AIM OF THE TASK:
Repeat every line of the data exactly, but not the pictures.

Stored data:
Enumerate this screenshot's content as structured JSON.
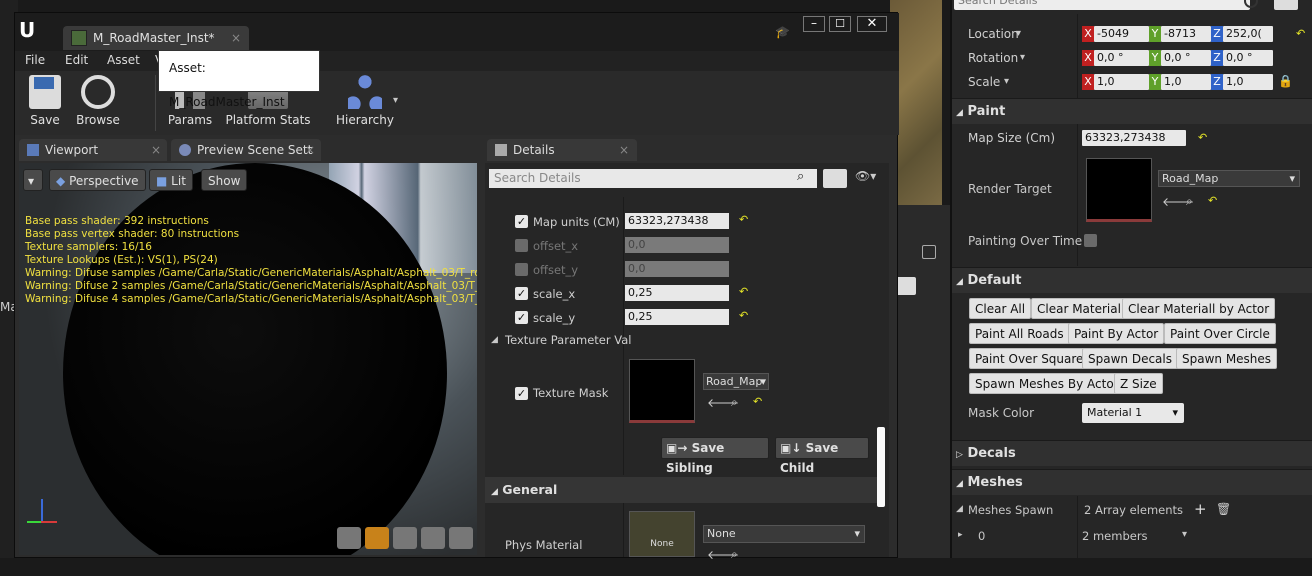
{
  "window": {
    "tab_title": "M_RoadMaster_Inst*",
    "tooltip": "Asset: M_RoadMaster_Inst"
  },
  "menu": [
    "File",
    "Edit",
    "Asset",
    "V"
  ],
  "toolbar": [
    {
      "label": "Save",
      "icon": "save-icon"
    },
    {
      "label": "Browse",
      "icon": "browse-icon"
    },
    {
      "label": "Params",
      "icon": "params-icon"
    },
    {
      "label": "Platform Stats",
      "icon": "platform-stats-icon"
    },
    {
      "label": "Hierarchy",
      "icon": "hierarchy-icon"
    }
  ],
  "panels": {
    "viewport": "Viewport",
    "preview": "Preview Scene Sett",
    "details": "Details"
  },
  "viewport": {
    "buttons": [
      "Perspective",
      "Lit",
      "Show"
    ],
    "stats": [
      "Base pass shader: 392 instructions",
      "Base pass vertex shader: 80 instructions",
      "Texture samplers: 16/16",
      "Texture Lookups (Est.): VS(1), PS(24)",
      "Warning: Difuse samples /Game/Carla/Static/GenericMaterials/Asphalt/Asphalt_03/T_roadB",
      "Warning: Difuse 2 samples /Game/Carla/Static/GenericMaterials/Asphalt/Asphalt_03/T_roa",
      "Warning: Difuse 4 samples /Game/Carla/Static/GenericMaterials/Asphalt/Asphalt_03/T_roa"
    ]
  },
  "details": {
    "search_placeholder": "Search Details",
    "params": [
      {
        "label": "Map units (CM)",
        "value": "63323,273438",
        "checked": true
      },
      {
        "label": "offset_x",
        "value": "0,0",
        "checked": false
      },
      {
        "label": "offset_y",
        "value": "0,0",
        "checked": false
      },
      {
        "label": "scale_x",
        "value": "0,25",
        "checked": true
      },
      {
        "label": "scale_y",
        "value": "0,25",
        "checked": true
      }
    ],
    "texture_section": "Texture Parameter Val",
    "texture_mask": "Texture Mask",
    "texture_value": "Road_Map",
    "save_sibling": "Save Sibling",
    "save_child": "Save Child",
    "general": "General",
    "phys_material": "Phys Material",
    "phys_thumb": "None",
    "phys_value": "None"
  },
  "right": {
    "search_placeholder": "Search Details",
    "location": {
      "label": "Location",
      "x": "-5049",
      "y": "-8713",
      "z": "252,0("
    },
    "rotation": {
      "label": "Rotation",
      "x": "0,0 °",
      "y": "0,0 °",
      "z": "0,0 °"
    },
    "scale": {
      "label": "Scale",
      "x": "1,0",
      "y": "1,0",
      "z": "1,0"
    },
    "paint": "Paint",
    "map_size_label": "Map Size (Cm)",
    "map_size": "63323,273438",
    "render_target_label": "Render Target",
    "render_target": "Road_Map",
    "painting_over_time": "Painting Over Time",
    "default": "Default",
    "buttons": [
      "Clear All",
      "Clear Material",
      "Clear Materiall by Actor",
      "Paint All Roads",
      "Paint By Actor",
      "Paint Over Circle",
      "Paint Over Square",
      "Spawn Decals",
      "Spawn Meshes",
      "Spawn Meshes By Actor",
      "Z Size"
    ],
    "mask_color_label": "Mask Color",
    "mask_color": "Material 1",
    "decals": "Decals",
    "meshes": "Meshes",
    "meshes_spawn": "Meshes Spawn",
    "meshes_spawn_value": "2 Array elements",
    "index0": "0",
    "index0_value": "2 members"
  }
}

RESPONSE FOR THIS EXERCISE:
Enumerate this screenshot's content as structured JSON.
{
  "window": {
    "tab_title": "M_RoadMaster_Inst*",
    "tooltip": "Asset: M_RoadMaster_Inst"
  },
  "menu": [
    "File",
    "Edit",
    "Asset",
    "V"
  ],
  "toolbar": [
    {
      "label": "Save",
      "icon": "save-icon"
    },
    {
      "label": "Browse",
      "icon": "browse-icon"
    },
    {
      "label": "Params",
      "icon": "params-icon"
    },
    {
      "label": "Platform Stats",
      "icon": "platform-stats-icon"
    },
    {
      "label": "Hierarchy",
      "icon": "hierarchy-icon"
    }
  ],
  "panels": {
    "viewport": "Viewport",
    "preview": "Preview Scene Sett",
    "details": "Details"
  },
  "viewport": {
    "buttons": [
      "Perspective",
      "Lit",
      "Show"
    ],
    "stats": [
      "Base pass shader: 392 instructions",
      "Base pass vertex shader: 80 instructions",
      "Texture samplers: 16/16",
      "Texture Lookups (Est.): VS(1), PS(24)",
      "Warning: Difuse samples /Game/Carla/Static/GenericMaterials/Asphalt/Asphalt_03/T_roadB",
      "Warning: Difuse 2 samples /Game/Carla/Static/GenericMaterials/Asphalt/Asphalt_03/T_roa",
      "Warning: Difuse 4 samples /Game/Carla/Static/GenericMaterials/Asphalt/Asphalt_03/T_roa"
    ]
  },
  "details": {
    "search_placeholder": "Search Details",
    "params": [
      {
        "label": "Map units (CM)",
        "value": "63323,273438",
        "checked": true
      },
      {
        "label": "offset_x",
        "value": "0,0",
        "checked": false
      },
      {
        "label": "offset_y",
        "value": "0,0",
        "checked": false
      },
      {
        "label": "scale_x",
        "value": "0,25",
        "checked": true
      },
      {
        "label": "scale_y",
        "value": "0,25",
        "checked": true
      }
    ],
    "texture_section": "Texture Parameter Val",
    "texture_mask": "Texture Mask",
    "texture_value": "Road_Map",
    "save_sibling": "Save Sibling",
    "save_child": "Save Child",
    "general": "General",
    "phys_material": "Phys Material",
    "phys_thumb": "None",
    "phys_value": "None"
  },
  "right": {
    "search_placeholder": "Search Details",
    "location": {
      "label": "Location",
      "x": "-5049",
      "y": "-8713",
      "z": "252,0("
    },
    "rotation": {
      "label": "Rotation",
      "x": "0,0 °",
      "y": "0,0 °",
      "z": "0,0 °"
    },
    "scale": {
      "label": "Scale",
      "x": "1,0",
      "y": "1,0",
      "z": "1,0"
    },
    "paint": "Paint",
    "map_size_label": "Map Size (Cm)",
    "map_size": "63323,273438",
    "render_target_label": "Render Target",
    "render_target": "Road_Map",
    "painting_over_time": "Painting Over Time",
    "default": "Default",
    "buttons": [
      "Clear All",
      "Clear Material",
      "Clear Materiall by Actor",
      "Paint All Roads",
      "Paint By Actor",
      "Paint Over Circle",
      "Paint Over Square",
      "Spawn Decals",
      "Spawn Meshes",
      "Spawn Meshes By Actor",
      "Z Size"
    ],
    "mask_color_label": "Mask Color",
    "mask_color": "Material 1",
    "decals": "Decals",
    "meshes": "Meshes",
    "meshes_spawn": "Meshes Spawn",
    "meshes_spawn_value": "2 Array elements",
    "index0": "0",
    "index0_value": "2 members"
  }
}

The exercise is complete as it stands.